Figure contents as structured data:
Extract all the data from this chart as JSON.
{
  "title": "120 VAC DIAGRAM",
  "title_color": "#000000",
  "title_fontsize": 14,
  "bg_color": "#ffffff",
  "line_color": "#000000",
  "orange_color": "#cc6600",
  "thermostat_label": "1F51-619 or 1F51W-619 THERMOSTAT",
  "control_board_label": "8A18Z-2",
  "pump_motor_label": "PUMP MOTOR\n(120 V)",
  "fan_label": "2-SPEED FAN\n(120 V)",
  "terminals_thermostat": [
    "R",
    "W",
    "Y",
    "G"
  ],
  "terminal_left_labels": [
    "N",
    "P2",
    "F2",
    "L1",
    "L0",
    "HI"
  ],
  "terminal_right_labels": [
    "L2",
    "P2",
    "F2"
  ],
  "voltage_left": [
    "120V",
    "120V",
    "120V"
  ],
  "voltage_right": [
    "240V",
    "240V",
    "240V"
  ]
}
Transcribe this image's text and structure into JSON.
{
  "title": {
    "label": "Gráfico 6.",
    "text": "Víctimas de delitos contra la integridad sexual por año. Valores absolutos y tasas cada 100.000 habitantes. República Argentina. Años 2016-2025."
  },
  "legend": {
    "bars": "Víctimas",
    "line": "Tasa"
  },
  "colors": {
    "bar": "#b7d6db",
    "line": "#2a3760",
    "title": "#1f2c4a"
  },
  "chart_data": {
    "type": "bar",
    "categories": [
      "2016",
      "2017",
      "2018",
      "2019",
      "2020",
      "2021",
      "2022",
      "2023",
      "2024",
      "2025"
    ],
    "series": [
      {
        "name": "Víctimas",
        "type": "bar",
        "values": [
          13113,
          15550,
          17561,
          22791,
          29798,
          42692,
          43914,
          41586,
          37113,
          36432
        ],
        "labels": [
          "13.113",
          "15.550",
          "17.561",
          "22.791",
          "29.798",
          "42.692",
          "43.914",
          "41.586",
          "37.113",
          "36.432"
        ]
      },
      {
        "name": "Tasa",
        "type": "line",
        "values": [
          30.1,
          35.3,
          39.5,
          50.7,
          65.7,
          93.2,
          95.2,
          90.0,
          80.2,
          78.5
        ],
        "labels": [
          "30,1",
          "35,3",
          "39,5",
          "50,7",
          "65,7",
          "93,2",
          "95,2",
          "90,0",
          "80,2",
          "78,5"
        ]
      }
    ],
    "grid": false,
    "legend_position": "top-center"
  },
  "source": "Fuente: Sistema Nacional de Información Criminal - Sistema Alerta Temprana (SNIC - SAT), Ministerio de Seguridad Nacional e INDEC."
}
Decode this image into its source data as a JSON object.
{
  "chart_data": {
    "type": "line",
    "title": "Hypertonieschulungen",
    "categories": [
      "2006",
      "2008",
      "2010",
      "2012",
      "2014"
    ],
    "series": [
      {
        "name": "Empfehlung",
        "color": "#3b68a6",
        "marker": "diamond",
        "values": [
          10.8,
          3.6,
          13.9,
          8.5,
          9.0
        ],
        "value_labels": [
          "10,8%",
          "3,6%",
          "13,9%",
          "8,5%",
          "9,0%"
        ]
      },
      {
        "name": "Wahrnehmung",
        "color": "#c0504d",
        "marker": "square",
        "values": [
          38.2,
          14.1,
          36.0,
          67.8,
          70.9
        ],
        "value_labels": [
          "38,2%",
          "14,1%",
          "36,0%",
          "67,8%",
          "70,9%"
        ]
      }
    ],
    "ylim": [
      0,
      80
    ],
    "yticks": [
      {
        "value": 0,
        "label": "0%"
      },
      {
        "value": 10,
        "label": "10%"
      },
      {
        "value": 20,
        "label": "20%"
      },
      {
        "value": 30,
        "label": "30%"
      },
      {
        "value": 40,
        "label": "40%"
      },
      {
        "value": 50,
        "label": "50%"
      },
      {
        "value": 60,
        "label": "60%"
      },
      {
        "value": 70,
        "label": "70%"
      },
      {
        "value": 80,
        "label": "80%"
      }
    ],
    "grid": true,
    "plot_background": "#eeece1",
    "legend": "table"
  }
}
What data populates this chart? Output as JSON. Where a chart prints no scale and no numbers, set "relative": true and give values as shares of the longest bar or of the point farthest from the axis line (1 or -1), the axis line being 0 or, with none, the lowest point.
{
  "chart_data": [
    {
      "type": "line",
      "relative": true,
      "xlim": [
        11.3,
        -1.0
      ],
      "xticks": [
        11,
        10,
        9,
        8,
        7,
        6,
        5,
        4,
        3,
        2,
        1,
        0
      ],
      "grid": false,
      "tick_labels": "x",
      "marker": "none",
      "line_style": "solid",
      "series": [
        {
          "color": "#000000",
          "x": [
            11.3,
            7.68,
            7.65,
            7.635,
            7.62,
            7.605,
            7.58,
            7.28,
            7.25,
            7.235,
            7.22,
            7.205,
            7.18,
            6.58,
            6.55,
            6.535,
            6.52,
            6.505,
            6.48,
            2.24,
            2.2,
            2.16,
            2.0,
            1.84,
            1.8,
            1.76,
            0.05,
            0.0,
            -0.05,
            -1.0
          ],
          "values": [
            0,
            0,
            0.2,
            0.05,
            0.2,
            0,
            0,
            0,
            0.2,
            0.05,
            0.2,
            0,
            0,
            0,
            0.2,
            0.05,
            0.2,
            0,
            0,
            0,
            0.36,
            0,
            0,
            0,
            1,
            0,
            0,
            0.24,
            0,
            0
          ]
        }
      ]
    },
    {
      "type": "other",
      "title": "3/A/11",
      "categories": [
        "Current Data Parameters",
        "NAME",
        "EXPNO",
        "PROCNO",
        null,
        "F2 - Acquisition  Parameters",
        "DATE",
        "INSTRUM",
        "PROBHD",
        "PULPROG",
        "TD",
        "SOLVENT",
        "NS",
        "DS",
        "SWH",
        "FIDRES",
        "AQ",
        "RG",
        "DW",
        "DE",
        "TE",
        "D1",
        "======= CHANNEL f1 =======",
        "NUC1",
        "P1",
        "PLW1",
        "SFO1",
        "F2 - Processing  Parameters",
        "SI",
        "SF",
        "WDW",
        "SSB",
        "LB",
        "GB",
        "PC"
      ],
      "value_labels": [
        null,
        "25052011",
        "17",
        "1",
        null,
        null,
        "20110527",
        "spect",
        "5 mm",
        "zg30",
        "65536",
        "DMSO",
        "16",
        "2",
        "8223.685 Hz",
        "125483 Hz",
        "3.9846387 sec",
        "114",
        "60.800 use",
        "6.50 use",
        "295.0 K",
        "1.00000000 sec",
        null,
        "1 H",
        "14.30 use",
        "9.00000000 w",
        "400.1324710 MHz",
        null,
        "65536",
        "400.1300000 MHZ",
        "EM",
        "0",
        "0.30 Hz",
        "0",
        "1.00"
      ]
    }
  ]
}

Challenge: Identify and extract each line of the listing that contains "this".

Solved exercise:
Extract all the data from this chart as JSON.
Transcribe this image's text and structure into JSON.
Decode this image into its source data as a JSON object.
What data populates this chart? Output as JSON. Where a chart prints no scale and no numbers, set "relative": true and give values as shares of the longest bar or of the point farthest from the axis line (1 or -1), the axis line being 0 or, with none, the lowest point.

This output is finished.